Objective
Restate the complete material exactly.

Task data
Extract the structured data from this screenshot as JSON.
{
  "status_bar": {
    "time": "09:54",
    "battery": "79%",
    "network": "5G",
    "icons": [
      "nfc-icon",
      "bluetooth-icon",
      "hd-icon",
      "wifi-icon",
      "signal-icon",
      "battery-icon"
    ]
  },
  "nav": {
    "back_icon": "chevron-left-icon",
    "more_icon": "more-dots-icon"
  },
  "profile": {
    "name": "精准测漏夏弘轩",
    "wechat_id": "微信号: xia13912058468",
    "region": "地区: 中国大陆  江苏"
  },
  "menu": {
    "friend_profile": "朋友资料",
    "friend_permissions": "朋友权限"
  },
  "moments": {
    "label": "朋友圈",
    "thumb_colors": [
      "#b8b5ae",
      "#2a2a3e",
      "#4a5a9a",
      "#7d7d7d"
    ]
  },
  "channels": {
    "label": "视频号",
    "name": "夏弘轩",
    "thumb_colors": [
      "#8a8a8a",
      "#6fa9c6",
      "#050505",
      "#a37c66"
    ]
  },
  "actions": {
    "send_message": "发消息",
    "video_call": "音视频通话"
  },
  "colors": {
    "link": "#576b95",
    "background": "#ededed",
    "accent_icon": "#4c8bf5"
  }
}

Task solution
Extract the structured data from this screenshot as JSON.
{
  "status_bar": {
    "time": "09:54",
    "battery": "79%",
    "network": "5G",
    "icons": [
      "nfc-icon",
      "bluetooth-icon",
      "hd-icon",
      "wifi-icon",
      "signal-icon",
      "battery-icon"
    ]
  },
  "nav": {
    "back_icon": "chevron-left-icon",
    "more_icon": "more-dots-icon"
  },
  "profile": {
    "name": "精准测漏夏弘轩",
    "wechat_id": "微信号: xia13912058468",
    "region": "地区: 中国大陆  江苏"
  },
  "menu": {
    "friend_profile": "朋友资料",
    "friend_permissions": "朋友权限"
  },
  "moments": {
    "label": "朋友圈",
    "thumb_colors": [
      "#b8b5ae",
      "#2a2a3e",
      "#4a5a9a",
      "#7d7d7d"
    ]
  },
  "channels": {
    "label": "视频号",
    "name": "夏弘轩",
    "thumb_colors": [
      "#8a8a8a",
      "#6fa9c6",
      "#050505",
      "#a37c66"
    ]
  },
  "actions": {
    "send_message": "发消息",
    "video_call": "音视频通话"
  },
  "colors": {
    "link": "#576b95",
    "background": "#ededed",
    "accent_icon": "#4c8bf5"
  }
}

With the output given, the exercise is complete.